Source data
=======
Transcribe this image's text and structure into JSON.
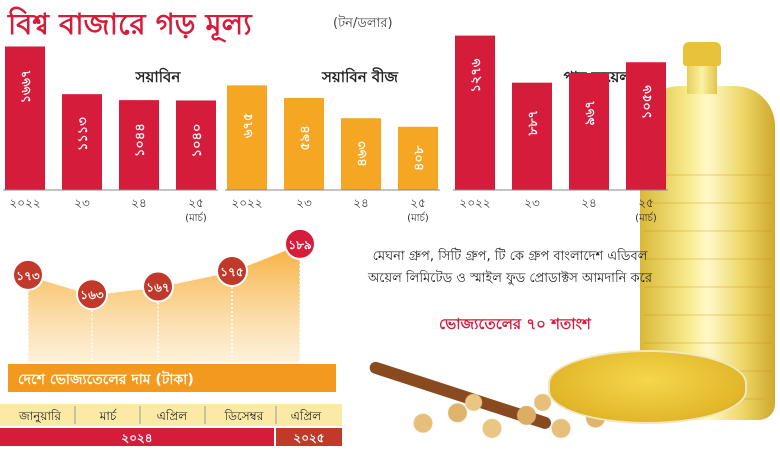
{
  "title": "বিশ্ব বাজারে গড় মূল্য",
  "unit": "(টন/ডলার)",
  "colors": {
    "red": "#d51d3b",
    "orange": "#f5a623",
    "dark_red": "#c0392b",
    "axis_gray": "#888888"
  },
  "company_note": "মেঘনা গ্রুপ, সিটি গ্রুপ, টি কে গ্রুপ বাংলাদেশ এডিবল অয়েল লিমিটেড ও স্মাইল ফুড প্রোডাক্টস আমদানি করে",
  "share_note": "ভোজ্যতেলের ৭০ শতাংশ",
  "chart_data": [
    {
      "type": "bar",
      "title": "সয়াবিন",
      "color": "#d51d3b",
      "categories": [
        "২০২২",
        "২৩",
        "২৪",
        "২৫"
      ],
      "category_notes": [
        "",
        "",
        "",
        "(মার্চ)"
      ],
      "values": [
        1667,
        1113,
        1044,
        1040
      ],
      "value_labels": [
        "১৬৬৭",
        "১১১৩",
        "১০৪৪",
        "১০৪০"
      ]
    },
    {
      "type": "bar",
      "title": "সয়াবিন বীজ",
      "color": "#f5a623",
      "categories": [
        "২০২২",
        "২৩",
        "২৪",
        "২৫"
      ],
      "category_notes": [
        "",
        "",
        "",
        "(মার্চ)"
      ],
      "values": [
        675,
        594,
        463,
        408
      ],
      "value_labels": [
        "৬৭৫",
        "৫৯৪",
        "৪৬৩",
        "৪০৮"
      ]
    },
    {
      "type": "bar",
      "title": "পাম অয়েল",
      "color": "#d51d3b",
      "categories": [
        "২০২২",
        "২৩",
        "২৪",
        "২৫"
      ],
      "category_notes": [
        "",
        "",
        "",
        "(মার্চ)"
      ],
      "values": [
        1276,
        887,
        967,
        1056
      ],
      "value_labels": [
        "১২৭৬",
        "৮৮৭",
        "৯৬৭",
        "১০৫৬"
      ]
    },
    {
      "type": "area",
      "title": "দেশে ভোজ্যতেলের দাম (টাকা)",
      "color": "#f5a623",
      "categories": [
        "জানুয়ারি",
        "মার্চ",
        "এপ্রিল",
        "ডিসেম্বর",
        "এপ্রিল"
      ],
      "values": [
        173,
        163,
        167,
        175,
        189
      ],
      "value_labels": [
        "১৭৩",
        "১৬৩",
        "১৬৭",
        "১৭৫",
        "১৮৯"
      ],
      "year_groups": [
        {
          "label": "২০২৪",
          "count": 4
        },
        {
          "label": "২০২৫",
          "count": 1
        }
      ]
    }
  ]
}
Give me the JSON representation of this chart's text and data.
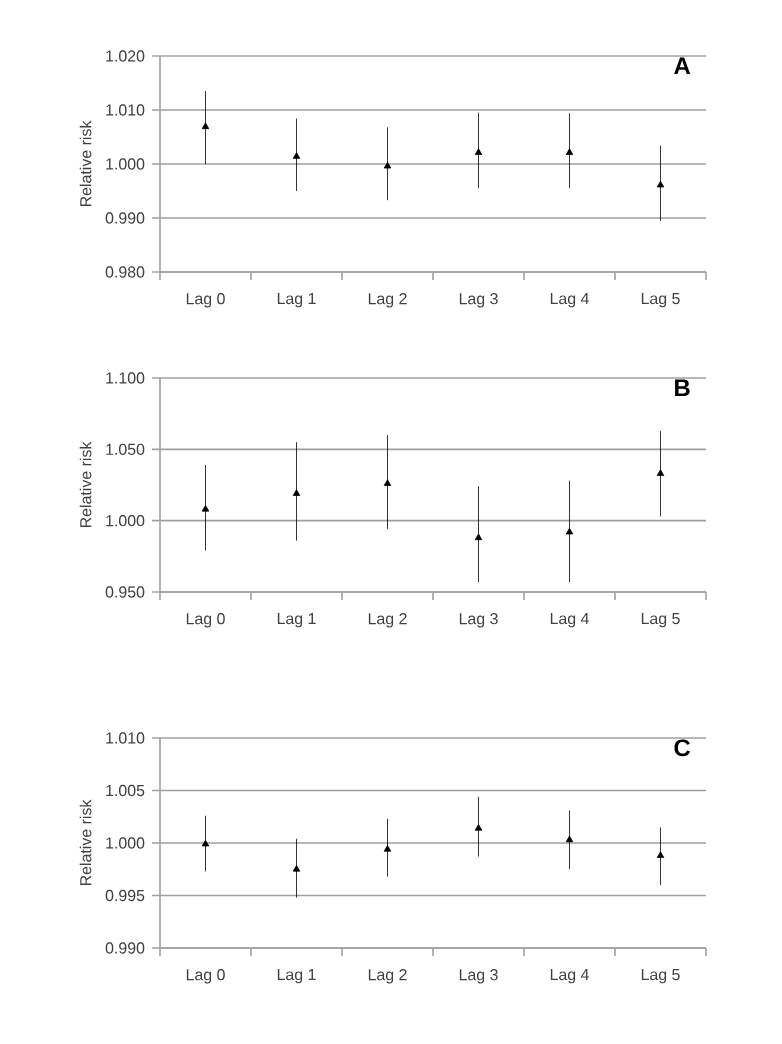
{
  "chart_data": [
    {
      "type": "scatter",
      "title": "A",
      "ylabel": "Relative risk",
      "categories": [
        "Lag 0",
        "Lag 1",
        "Lag 2",
        "Lag 3",
        "Lag 4",
        "Lag 5"
      ],
      "marker": "triangle",
      "grid": "y",
      "series": [
        {
          "color": "#000000",
          "values": [
            1.0069,
            1.0014,
            0.9996,
            1.0021,
            1.0021,
            0.9961
          ],
          "errors": [
            [
              1.0,
              1.0135
            ],
            [
              0.995,
              1.0084
            ],
            [
              0.9933,
              1.0068
            ],
            [
              0.9955,
              1.0095
            ],
            [
              0.9955,
              1.0094
            ],
            [
              0.9895,
              1.0034
            ]
          ]
        }
      ],
      "ylim": [
        0.98,
        1.02
      ],
      "yticks": [
        {
          "value": 0.98,
          "label": "0.980"
        },
        {
          "value": 0.99,
          "label": "0.990"
        },
        {
          "value": 1.0,
          "label": "1.000"
        },
        {
          "value": 1.01,
          "label": "1.010"
        },
        {
          "value": 1.02,
          "label": "1.020"
        }
      ]
    },
    {
      "type": "scatter",
      "title": "B",
      "ylabel": "Relative risk",
      "categories": [
        "Lag 0",
        "Lag 1",
        "Lag 2",
        "Lag 3",
        "Lag 4",
        "Lag 5"
      ],
      "marker": "triangle",
      "grid": "y",
      "series": [
        {
          "color": "#000000",
          "values": [
            1.008,
            1.019,
            1.026,
            0.988,
            0.992,
            1.033
          ],
          "errors": [
            [
              0.979,
              1.039
            ],
            [
              0.986,
              1.055
            ],
            [
              0.994,
              1.06
            ],
            [
              0.957,
              1.024
            ],
            [
              0.957,
              1.028
            ],
            [
              1.003,
              1.063
            ]
          ]
        }
      ],
      "ylim": [
        0.95,
        1.1
      ],
      "yticks": [
        {
          "value": 0.95,
          "label": "0.950"
        },
        {
          "value": 1.0,
          "label": "1.000"
        },
        {
          "value": 1.05,
          "label": "1.050"
        },
        {
          "value": 1.1,
          "label": "1.100"
        }
      ]
    },
    {
      "type": "scatter",
      "title": "C",
      "ylabel": "Relative risk",
      "categories": [
        "Lag 0",
        "Lag 1",
        "Lag 2",
        "Lag 3",
        "Lag 4",
        "Lag 5"
      ],
      "marker": "triangle",
      "grid": "y",
      "series": [
        {
          "color": "#000000",
          "values": [
            0.9999,
            0.9975,
            0.9994,
            1.0014,
            1.0003,
            0.9988
          ],
          "errors": [
            [
              0.9973,
              1.0026
            ],
            [
              0.9948,
              1.0004
            ],
            [
              0.9968,
              1.0023
            ],
            [
              0.9987,
              1.0044
            ],
            [
              0.9975,
              1.0031
            ],
            [
              0.996,
              1.0015
            ]
          ]
        }
      ],
      "ylim": [
        0.99,
        1.01
      ],
      "yticks": [
        {
          "value": 0.99,
          "label": "0.990"
        },
        {
          "value": 0.995,
          "label": "0.995"
        },
        {
          "value": 1.0,
          "label": "1.000"
        },
        {
          "value": 1.005,
          "label": "1.005"
        },
        {
          "value": 1.01,
          "label": "1.010"
        }
      ]
    }
  ]
}
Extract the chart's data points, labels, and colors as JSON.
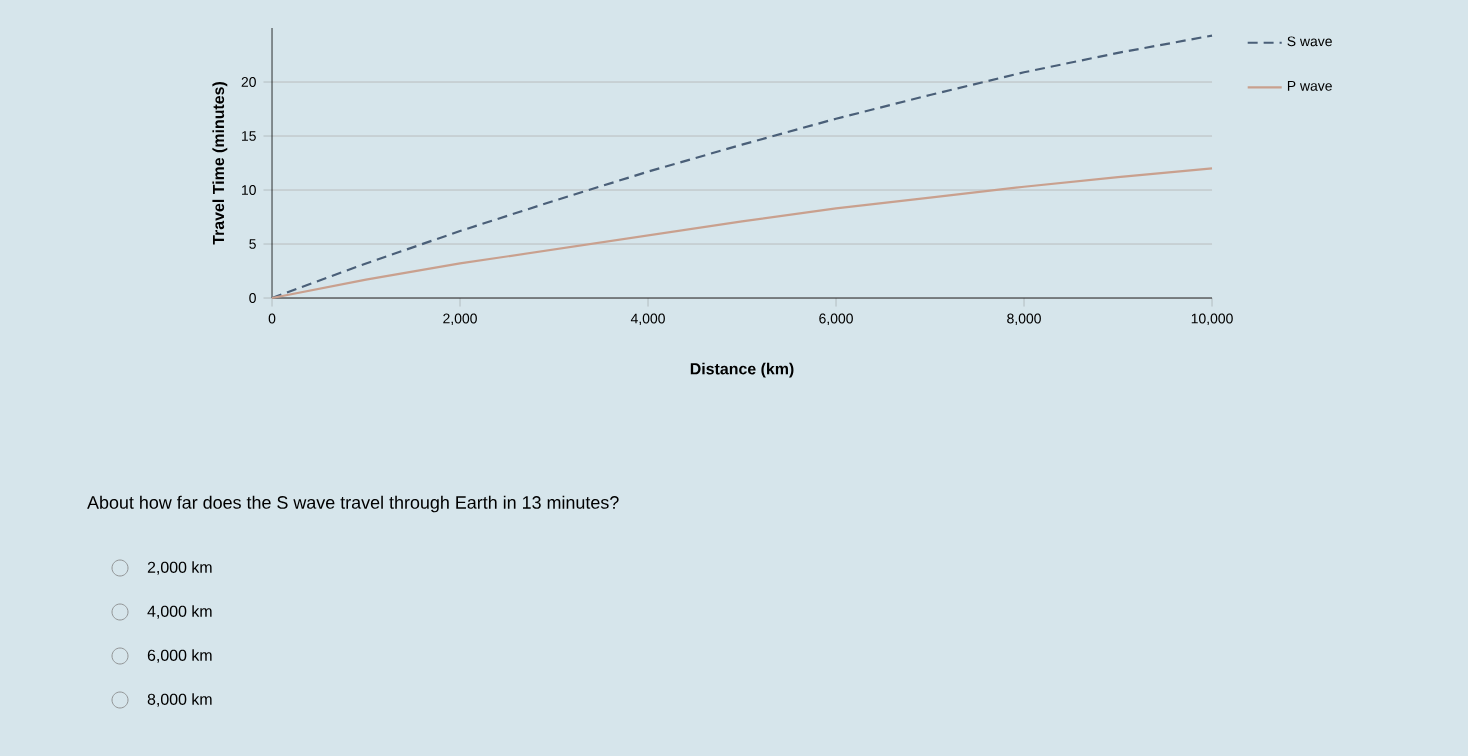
=======
### [Work to be completed]
For each line of the listing that holds the word "this", show that line.

### [Response to the exercise]
Transcribe this image's text and structure into JSON.
Give me the JSON representation of this chart's text and data.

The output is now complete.